Pictures in the records should not be copied, but every other part must be repeated exactly.

-- Begin Dataset records --

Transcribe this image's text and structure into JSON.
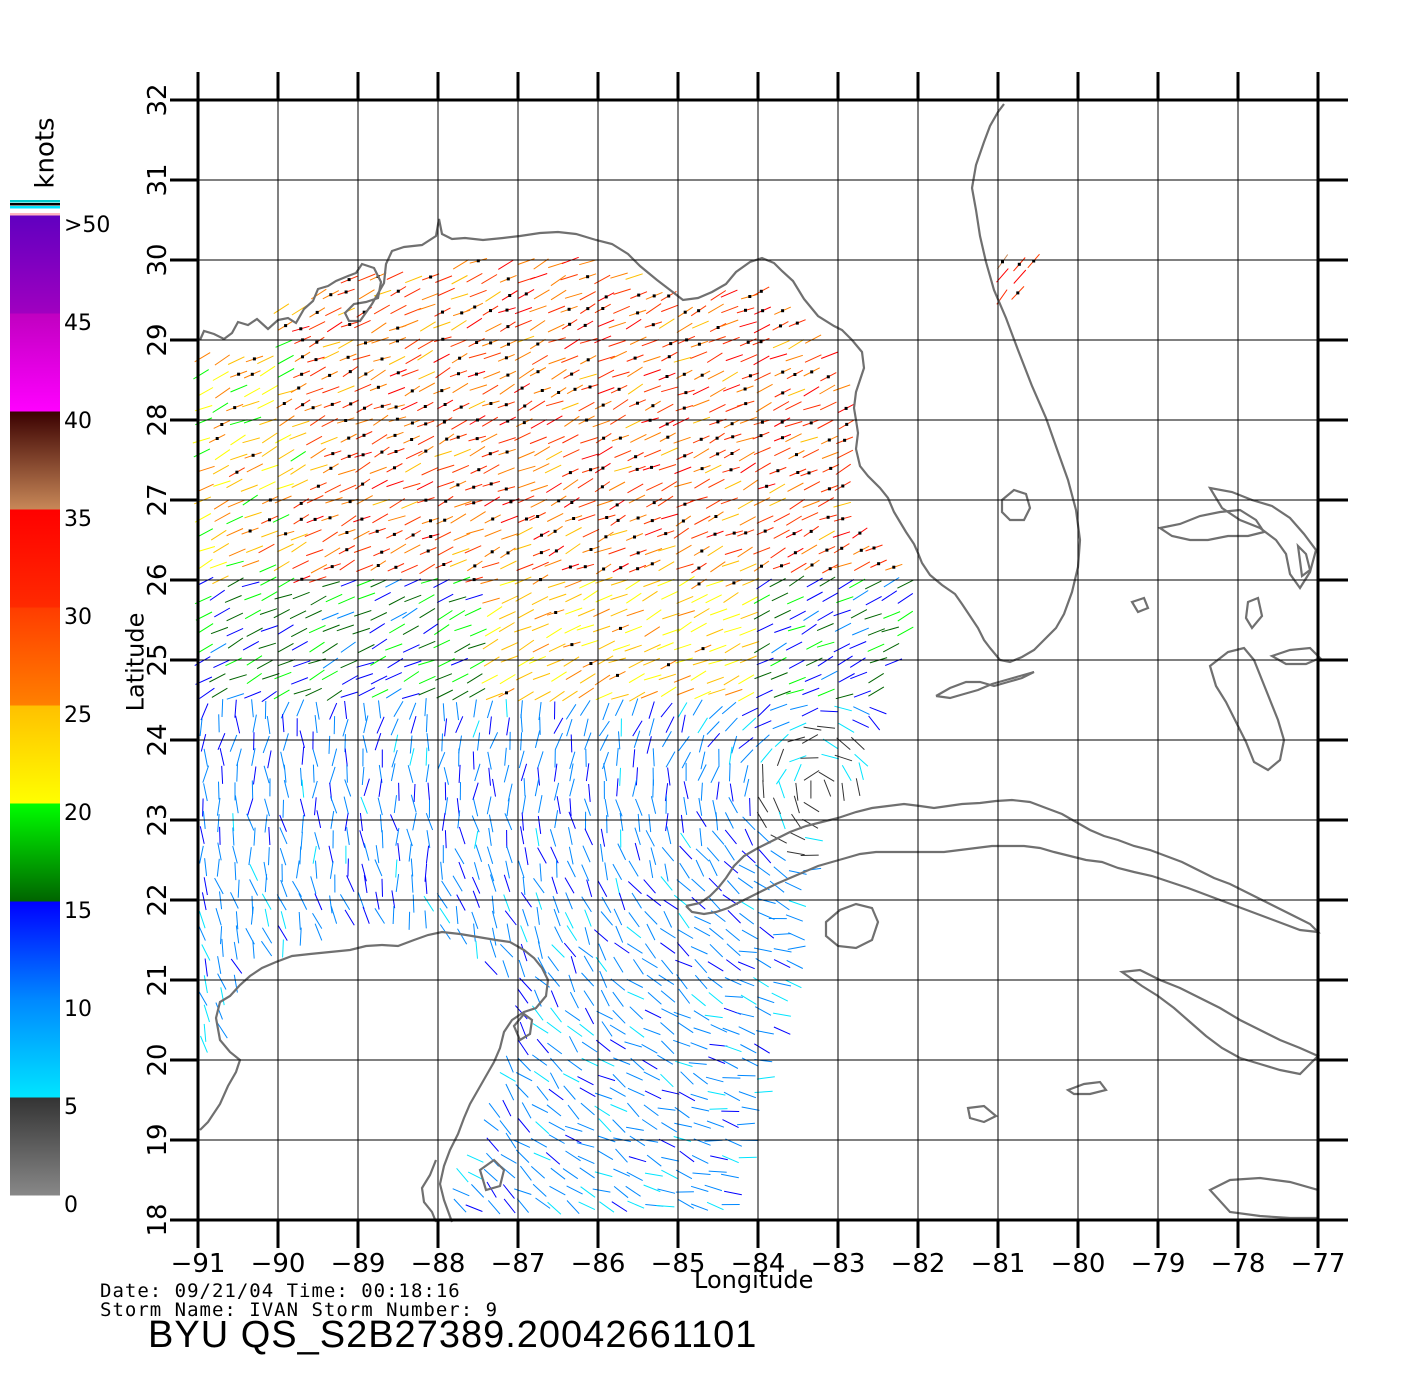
{
  "legend": {
    "unit": "knots",
    "labels": [
      ">50",
      "45",
      "40",
      "35",
      "30",
      "25",
      "20",
      "15",
      "10",
      "5",
      "0"
    ],
    "bands": [
      {
        "from": 0,
        "to": 5,
        "colors": [
          "#888888",
          "#333333"
        ]
      },
      {
        "from": 5,
        "to": 10,
        "colors": [
          "#00e5ff",
          "#0088ff"
        ]
      },
      {
        "from": 10,
        "to": 15,
        "colors": [
          "#0088ff",
          "#0000ff"
        ]
      },
      {
        "from": 15,
        "to": 20,
        "colors": [
          "#006400",
          "#00ff00"
        ]
      },
      {
        "from": 20,
        "to": 25,
        "colors": [
          "#ffff00",
          "#ffc000"
        ]
      },
      {
        "from": 25,
        "to": 30,
        "colors": [
          "#ff8000",
          "#ff3c00"
        ]
      },
      {
        "from": 30,
        "to": 35,
        "colors": [
          "#ff2a00",
          "#ff0000"
        ]
      },
      {
        "from": 35,
        "to": 40,
        "colors": [
          "#c88858",
          "#3a0000"
        ]
      },
      {
        "from": 40,
        "to": 45,
        "colors": [
          "#ff00ff",
          "#c000c0"
        ]
      },
      {
        "from": 45,
        "to": 50,
        "colors": [
          "#a000c0",
          "#6000c0"
        ]
      }
    ]
  },
  "axes": {
    "xlabel": "Longitude",
    "ylabel": "Latitude",
    "lon_ticks": [
      "-91",
      "-90",
      "-89",
      "-88",
      "-87",
      "-86",
      "-85",
      "-84",
      "-83",
      "-82",
      "-81",
      "-80",
      "-79",
      "-78",
      "-77"
    ],
    "lat_ticks": [
      "18",
      "19",
      "20",
      "21",
      "22",
      "23",
      "24",
      "25",
      "26",
      "27",
      "28",
      "29",
      "30",
      "31",
      "32"
    ],
    "xlim": [
      -91,
      -77
    ],
    "ylim": [
      18,
      32
    ]
  },
  "footer": {
    "line1": "Date: 09/21/04   Time: 00:18:16",
    "line2": "Storm Name: IVAN   Storm Number: 9",
    "title": "BYU QS_S2B27389.20042661101"
  },
  "colors": {
    "coast": "#707070",
    "grid": "#000000",
    "flag_dot": "#000000"
  }
}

-- End Dataset records --

→ **Correct output**
Transcribe this image's text and structure into JSON.
{
  "legend": {
    "unit": "knots",
    "labels": [
      ">50",
      "45",
      "40",
      "35",
      "30",
      "25",
      "20",
      "15",
      "10",
      "5",
      "0"
    ],
    "bands": [
      {
        "from": 0,
        "to": 5,
        "colors": [
          "#888888",
          "#333333"
        ]
      },
      {
        "from": 5,
        "to": 10,
        "colors": [
          "#00e5ff",
          "#0088ff"
        ]
      },
      {
        "from": 10,
        "to": 15,
        "colors": [
          "#0088ff",
          "#0000ff"
        ]
      },
      {
        "from": 15,
        "to": 20,
        "colors": [
          "#006400",
          "#00ff00"
        ]
      },
      {
        "from": 20,
        "to": 25,
        "colors": [
          "#ffff00",
          "#ffc000"
        ]
      },
      {
        "from": 25,
        "to": 30,
        "colors": [
          "#ff8000",
          "#ff3c00"
        ]
      },
      {
        "from": 30,
        "to": 35,
        "colors": [
          "#ff2a00",
          "#ff0000"
        ]
      },
      {
        "from": 35,
        "to": 40,
        "colors": [
          "#c88858",
          "#3a0000"
        ]
      },
      {
        "from": 40,
        "to": 45,
        "colors": [
          "#ff00ff",
          "#c000c0"
        ]
      },
      {
        "from": 45,
        "to": 50,
        "colors": [
          "#a000c0",
          "#6000c0"
        ]
      }
    ]
  },
  "axes": {
    "xlabel": "Longitude",
    "ylabel": "Latitude",
    "lon_ticks": [
      "-91",
      "-90",
      "-89",
      "-88",
      "-87",
      "-86",
      "-85",
      "-84",
      "-83",
      "-82",
      "-81",
      "-80",
      "-79",
      "-78",
      "-77"
    ],
    "lat_ticks": [
      "18",
      "19",
      "20",
      "21",
      "22",
      "23",
      "24",
      "25",
      "26",
      "27",
      "28",
      "29",
      "30",
      "31",
      "32"
    ],
    "xlim": [
      -91,
      -77
    ],
    "ylim": [
      18,
      32
    ]
  },
  "footer": {
    "line1": "Date: 09/21/04   Time: 00:18:16",
    "line2": "Storm Name: IVAN   Storm Number: 9",
    "title": "BYU QS_S2B27389.20042661101"
  },
  "colors": {
    "coast": "#707070",
    "grid": "#000000",
    "flag_dot": "#000000"
  }
}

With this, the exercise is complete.